[To do]: Within the records that follow, find every line containing the string "handle". Copy those lines.

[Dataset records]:
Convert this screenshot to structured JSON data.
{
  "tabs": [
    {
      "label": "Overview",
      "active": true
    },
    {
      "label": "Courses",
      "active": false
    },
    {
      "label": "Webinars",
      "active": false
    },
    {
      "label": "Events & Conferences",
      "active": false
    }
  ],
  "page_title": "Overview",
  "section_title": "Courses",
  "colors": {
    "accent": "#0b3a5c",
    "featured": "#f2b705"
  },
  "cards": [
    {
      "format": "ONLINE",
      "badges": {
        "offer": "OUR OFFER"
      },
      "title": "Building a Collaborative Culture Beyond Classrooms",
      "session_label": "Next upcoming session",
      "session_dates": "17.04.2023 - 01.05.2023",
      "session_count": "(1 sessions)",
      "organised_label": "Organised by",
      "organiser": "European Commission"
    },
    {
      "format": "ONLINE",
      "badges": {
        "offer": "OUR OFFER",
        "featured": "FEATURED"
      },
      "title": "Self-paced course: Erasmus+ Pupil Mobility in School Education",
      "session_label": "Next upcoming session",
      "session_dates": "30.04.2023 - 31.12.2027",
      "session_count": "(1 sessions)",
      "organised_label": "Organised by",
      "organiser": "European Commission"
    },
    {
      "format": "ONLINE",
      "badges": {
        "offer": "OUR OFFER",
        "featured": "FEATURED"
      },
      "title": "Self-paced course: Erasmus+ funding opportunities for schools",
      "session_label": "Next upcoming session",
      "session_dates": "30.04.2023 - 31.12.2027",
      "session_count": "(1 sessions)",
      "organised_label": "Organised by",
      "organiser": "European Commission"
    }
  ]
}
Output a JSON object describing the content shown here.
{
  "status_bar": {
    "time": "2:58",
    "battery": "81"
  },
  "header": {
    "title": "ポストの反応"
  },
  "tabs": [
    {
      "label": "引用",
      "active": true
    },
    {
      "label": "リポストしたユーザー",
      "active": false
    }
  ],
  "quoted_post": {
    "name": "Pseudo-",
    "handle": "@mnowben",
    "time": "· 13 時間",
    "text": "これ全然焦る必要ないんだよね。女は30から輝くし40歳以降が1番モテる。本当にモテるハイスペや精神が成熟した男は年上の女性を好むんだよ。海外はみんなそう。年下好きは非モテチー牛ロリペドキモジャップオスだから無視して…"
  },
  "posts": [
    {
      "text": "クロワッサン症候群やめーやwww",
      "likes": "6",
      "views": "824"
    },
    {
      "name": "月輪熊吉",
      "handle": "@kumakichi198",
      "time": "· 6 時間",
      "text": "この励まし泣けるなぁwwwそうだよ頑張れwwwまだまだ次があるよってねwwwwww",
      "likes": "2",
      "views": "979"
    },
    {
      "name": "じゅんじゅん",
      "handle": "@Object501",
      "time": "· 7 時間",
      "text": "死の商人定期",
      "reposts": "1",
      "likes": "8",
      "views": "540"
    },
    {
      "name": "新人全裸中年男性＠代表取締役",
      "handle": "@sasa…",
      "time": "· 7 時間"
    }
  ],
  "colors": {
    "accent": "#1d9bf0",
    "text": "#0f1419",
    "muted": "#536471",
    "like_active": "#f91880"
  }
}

[The output]:
    "handle": "@mnowben",
      "handle": "@kumakichi198",
      "handle": "@Object501",
      "handle": "@sasa…",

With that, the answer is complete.